#### [MATERIAL PROVIDED]
▬▬▬▬▬▬
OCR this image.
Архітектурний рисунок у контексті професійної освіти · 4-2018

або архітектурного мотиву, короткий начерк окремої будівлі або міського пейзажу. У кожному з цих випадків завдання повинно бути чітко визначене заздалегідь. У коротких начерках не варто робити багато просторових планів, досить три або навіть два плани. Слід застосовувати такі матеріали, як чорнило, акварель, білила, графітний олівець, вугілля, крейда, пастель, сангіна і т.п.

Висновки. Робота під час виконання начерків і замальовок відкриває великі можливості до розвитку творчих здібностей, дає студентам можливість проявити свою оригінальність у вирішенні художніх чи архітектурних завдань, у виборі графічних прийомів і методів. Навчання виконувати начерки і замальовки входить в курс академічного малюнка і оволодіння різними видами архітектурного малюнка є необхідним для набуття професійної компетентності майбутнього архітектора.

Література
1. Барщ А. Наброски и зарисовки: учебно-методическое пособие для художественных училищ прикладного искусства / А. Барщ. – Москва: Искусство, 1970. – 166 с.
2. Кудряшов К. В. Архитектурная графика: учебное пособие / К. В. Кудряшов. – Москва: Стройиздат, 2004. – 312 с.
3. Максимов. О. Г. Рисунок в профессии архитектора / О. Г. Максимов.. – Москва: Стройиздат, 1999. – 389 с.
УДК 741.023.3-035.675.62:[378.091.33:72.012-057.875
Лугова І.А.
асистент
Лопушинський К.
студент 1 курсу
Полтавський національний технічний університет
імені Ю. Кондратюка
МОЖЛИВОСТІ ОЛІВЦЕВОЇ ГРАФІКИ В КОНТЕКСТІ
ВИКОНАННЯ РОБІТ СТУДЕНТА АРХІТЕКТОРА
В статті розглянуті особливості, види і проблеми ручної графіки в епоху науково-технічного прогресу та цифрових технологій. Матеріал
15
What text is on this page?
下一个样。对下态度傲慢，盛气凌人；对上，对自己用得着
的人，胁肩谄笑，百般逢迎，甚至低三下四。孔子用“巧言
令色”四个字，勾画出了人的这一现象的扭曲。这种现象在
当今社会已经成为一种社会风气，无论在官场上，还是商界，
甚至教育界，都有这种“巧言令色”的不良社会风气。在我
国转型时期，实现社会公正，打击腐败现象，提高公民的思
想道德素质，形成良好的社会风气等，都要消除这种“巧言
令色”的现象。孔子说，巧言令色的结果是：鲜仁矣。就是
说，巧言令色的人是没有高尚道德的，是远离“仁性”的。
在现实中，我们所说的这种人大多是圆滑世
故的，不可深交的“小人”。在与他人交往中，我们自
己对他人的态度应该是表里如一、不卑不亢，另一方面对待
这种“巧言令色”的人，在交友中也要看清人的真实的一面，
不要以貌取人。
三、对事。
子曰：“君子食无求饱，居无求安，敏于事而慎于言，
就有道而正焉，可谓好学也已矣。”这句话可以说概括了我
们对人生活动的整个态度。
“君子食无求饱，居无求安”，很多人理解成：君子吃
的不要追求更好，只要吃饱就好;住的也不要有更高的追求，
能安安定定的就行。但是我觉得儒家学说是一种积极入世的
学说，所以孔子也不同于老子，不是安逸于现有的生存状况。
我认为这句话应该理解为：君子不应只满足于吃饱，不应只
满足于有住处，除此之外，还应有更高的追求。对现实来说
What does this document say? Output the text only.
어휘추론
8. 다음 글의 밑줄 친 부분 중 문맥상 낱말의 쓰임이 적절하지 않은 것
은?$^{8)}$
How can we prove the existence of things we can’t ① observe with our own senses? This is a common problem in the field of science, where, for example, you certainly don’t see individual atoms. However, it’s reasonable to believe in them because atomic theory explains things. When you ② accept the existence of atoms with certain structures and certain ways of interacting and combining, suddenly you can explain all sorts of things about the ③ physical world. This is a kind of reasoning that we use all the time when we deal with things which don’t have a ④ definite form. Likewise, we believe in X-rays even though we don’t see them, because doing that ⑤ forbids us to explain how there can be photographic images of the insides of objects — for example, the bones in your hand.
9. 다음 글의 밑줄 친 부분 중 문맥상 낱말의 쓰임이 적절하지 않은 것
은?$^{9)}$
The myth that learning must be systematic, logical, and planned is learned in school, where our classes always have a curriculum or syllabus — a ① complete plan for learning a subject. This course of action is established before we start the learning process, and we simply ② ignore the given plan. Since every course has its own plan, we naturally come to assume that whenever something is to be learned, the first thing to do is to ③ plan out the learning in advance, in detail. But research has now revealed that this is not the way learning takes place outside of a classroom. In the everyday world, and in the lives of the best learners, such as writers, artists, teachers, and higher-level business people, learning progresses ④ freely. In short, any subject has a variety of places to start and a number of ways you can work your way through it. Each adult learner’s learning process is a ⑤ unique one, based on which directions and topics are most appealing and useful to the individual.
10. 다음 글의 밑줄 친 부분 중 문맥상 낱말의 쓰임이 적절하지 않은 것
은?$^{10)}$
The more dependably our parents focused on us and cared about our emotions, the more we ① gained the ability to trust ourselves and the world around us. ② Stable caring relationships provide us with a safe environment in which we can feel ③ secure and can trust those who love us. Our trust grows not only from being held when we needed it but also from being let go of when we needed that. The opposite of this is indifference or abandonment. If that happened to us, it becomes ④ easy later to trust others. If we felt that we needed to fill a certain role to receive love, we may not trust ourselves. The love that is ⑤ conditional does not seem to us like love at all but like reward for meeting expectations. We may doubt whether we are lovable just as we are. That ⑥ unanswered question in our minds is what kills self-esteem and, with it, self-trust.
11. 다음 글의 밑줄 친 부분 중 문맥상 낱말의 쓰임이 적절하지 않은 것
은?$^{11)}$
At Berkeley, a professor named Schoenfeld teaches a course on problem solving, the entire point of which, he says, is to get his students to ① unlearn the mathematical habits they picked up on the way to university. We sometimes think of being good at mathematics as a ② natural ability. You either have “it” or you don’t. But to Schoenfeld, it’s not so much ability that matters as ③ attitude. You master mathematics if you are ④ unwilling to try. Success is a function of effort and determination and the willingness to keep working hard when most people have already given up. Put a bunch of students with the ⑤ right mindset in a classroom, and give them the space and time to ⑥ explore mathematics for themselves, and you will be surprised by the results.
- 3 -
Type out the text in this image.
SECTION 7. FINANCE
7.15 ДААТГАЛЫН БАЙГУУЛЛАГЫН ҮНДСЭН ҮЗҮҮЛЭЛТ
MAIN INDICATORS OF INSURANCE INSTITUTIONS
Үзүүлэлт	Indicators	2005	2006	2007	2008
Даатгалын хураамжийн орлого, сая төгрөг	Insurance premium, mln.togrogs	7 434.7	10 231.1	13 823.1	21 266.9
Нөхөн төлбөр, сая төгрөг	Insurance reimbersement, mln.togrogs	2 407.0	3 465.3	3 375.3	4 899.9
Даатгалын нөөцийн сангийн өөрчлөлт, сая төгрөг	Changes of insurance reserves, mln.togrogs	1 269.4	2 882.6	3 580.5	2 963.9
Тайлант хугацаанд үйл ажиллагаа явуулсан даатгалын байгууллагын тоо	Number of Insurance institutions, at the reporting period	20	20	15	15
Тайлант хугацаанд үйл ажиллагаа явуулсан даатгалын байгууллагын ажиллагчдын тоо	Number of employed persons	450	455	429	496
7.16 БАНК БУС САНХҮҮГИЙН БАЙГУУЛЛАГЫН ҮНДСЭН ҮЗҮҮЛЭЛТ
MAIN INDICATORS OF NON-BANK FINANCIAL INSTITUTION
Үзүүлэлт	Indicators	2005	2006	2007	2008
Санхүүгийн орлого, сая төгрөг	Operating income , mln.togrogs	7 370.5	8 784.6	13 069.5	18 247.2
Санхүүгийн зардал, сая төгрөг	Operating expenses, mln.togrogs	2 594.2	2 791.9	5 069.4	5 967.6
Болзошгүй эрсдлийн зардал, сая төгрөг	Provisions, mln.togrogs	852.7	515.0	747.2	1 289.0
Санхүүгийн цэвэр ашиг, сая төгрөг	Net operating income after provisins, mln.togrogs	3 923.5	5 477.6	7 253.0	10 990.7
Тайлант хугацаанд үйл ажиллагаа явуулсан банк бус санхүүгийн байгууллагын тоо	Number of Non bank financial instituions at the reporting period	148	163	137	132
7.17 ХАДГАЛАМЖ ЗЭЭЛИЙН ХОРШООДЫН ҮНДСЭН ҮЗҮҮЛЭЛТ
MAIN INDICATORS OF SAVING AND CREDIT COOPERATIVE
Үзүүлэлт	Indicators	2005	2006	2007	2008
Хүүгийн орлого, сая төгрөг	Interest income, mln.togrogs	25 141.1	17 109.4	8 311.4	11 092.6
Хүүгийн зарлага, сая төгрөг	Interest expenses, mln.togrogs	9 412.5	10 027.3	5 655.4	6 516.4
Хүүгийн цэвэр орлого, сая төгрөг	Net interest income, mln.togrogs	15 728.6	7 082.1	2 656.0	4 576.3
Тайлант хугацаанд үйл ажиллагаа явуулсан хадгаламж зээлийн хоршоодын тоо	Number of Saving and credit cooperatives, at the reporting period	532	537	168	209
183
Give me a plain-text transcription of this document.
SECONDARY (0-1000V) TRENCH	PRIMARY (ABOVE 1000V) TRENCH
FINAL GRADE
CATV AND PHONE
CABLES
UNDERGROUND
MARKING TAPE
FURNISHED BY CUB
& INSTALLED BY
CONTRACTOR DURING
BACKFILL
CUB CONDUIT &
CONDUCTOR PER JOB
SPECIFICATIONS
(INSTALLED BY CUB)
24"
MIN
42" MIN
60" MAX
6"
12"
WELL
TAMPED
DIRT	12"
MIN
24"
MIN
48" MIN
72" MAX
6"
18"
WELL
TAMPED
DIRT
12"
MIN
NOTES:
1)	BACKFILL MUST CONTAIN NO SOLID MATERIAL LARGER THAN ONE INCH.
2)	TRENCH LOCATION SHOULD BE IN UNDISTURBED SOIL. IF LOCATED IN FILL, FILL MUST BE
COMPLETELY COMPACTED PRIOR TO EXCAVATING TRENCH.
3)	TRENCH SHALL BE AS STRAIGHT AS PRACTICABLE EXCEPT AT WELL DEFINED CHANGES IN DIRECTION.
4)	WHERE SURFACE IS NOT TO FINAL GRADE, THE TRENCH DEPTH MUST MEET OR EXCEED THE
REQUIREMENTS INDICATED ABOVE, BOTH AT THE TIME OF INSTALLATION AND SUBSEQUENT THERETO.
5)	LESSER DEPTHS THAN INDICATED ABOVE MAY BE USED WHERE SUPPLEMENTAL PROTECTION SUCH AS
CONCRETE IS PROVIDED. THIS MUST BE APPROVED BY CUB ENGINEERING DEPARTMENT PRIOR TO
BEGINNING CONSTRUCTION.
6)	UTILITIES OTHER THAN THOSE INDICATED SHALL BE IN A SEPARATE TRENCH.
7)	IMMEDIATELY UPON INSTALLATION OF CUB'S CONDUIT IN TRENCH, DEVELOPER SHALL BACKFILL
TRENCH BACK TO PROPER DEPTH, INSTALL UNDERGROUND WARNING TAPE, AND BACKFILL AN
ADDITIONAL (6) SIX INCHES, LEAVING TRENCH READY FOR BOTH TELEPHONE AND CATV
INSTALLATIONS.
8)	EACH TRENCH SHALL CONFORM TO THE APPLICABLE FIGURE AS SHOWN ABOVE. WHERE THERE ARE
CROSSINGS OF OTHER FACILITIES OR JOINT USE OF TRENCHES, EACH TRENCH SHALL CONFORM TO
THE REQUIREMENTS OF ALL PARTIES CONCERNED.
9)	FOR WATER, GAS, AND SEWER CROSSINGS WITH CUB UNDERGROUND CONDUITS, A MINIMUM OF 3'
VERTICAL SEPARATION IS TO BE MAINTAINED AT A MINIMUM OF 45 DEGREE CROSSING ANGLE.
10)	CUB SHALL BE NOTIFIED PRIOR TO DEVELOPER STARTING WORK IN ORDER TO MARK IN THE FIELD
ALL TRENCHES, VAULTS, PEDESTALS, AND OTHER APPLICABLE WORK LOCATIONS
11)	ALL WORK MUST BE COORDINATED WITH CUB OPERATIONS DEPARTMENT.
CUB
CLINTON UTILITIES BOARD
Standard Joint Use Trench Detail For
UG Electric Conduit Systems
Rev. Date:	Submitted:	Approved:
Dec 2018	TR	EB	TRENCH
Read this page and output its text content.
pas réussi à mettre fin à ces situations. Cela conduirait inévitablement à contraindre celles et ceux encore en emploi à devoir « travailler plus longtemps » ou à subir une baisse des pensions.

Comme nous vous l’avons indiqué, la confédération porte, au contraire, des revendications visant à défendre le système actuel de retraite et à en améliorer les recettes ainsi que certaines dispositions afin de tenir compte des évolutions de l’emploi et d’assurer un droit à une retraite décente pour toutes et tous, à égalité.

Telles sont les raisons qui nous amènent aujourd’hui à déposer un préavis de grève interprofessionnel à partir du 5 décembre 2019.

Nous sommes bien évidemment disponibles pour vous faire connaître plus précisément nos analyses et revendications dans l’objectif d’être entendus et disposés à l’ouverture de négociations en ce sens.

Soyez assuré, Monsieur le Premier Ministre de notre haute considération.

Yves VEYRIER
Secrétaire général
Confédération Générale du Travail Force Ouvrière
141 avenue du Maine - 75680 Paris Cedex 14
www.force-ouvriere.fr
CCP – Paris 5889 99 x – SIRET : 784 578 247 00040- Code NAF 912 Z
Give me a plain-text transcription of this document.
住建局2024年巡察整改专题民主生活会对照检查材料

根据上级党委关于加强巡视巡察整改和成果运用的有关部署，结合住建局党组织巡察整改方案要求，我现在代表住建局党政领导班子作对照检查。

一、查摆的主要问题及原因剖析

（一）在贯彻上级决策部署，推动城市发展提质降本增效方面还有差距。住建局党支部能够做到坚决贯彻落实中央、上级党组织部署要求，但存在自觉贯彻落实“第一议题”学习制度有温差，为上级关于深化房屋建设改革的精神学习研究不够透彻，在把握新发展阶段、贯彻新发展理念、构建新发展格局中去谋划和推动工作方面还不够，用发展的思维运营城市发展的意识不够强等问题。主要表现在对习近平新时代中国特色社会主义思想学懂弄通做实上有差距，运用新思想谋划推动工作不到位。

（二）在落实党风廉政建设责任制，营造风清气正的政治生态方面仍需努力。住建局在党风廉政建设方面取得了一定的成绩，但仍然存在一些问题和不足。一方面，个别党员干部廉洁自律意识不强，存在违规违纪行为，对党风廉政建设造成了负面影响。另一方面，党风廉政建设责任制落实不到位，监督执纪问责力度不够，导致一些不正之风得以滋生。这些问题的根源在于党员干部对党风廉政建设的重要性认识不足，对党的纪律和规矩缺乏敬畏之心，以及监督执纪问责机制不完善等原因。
▬▬▬▬▬▬
#### [SHORT EXERCISE]
Which lines hold the word "DEPARTMENT"? Copy each of them from the records.

#### [RESULT FOR THIS EXERCISE]
CONCRETE IS PROVIDED. THIS MUST BE APPROVED BY CUB ENGINEERING DEPARTMENT PRIOR TO
11)	ALL WORK MUST BE COORDINATED WITH CUB OPERATIONS DEPARTMENT.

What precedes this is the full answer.